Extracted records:
---*---
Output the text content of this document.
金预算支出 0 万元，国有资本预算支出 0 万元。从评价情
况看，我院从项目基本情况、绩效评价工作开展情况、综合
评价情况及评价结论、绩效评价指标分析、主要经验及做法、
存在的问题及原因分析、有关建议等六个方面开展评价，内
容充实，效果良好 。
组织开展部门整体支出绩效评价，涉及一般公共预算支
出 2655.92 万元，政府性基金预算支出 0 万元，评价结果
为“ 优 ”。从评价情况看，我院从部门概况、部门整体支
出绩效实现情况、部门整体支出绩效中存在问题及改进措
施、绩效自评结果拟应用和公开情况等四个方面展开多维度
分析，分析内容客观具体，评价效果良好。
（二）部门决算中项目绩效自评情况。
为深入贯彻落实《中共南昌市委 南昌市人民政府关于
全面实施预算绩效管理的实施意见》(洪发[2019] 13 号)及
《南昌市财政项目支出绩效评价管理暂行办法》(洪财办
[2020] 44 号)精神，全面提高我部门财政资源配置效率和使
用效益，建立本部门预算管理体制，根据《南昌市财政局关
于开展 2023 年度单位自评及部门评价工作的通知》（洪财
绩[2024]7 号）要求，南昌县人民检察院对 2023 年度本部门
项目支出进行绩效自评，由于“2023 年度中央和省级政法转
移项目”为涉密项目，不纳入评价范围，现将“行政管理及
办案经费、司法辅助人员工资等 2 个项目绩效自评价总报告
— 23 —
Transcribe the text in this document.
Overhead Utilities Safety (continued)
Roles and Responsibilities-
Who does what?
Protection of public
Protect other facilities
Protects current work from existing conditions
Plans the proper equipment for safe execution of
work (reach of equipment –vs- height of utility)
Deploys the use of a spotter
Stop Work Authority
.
---*---
| Stated task |
Copy out all lines that carry the word "equipment".

| Answer to this task |
Plans the proper equipment for safe execution of
work (reach of equipment –vs- height of utility)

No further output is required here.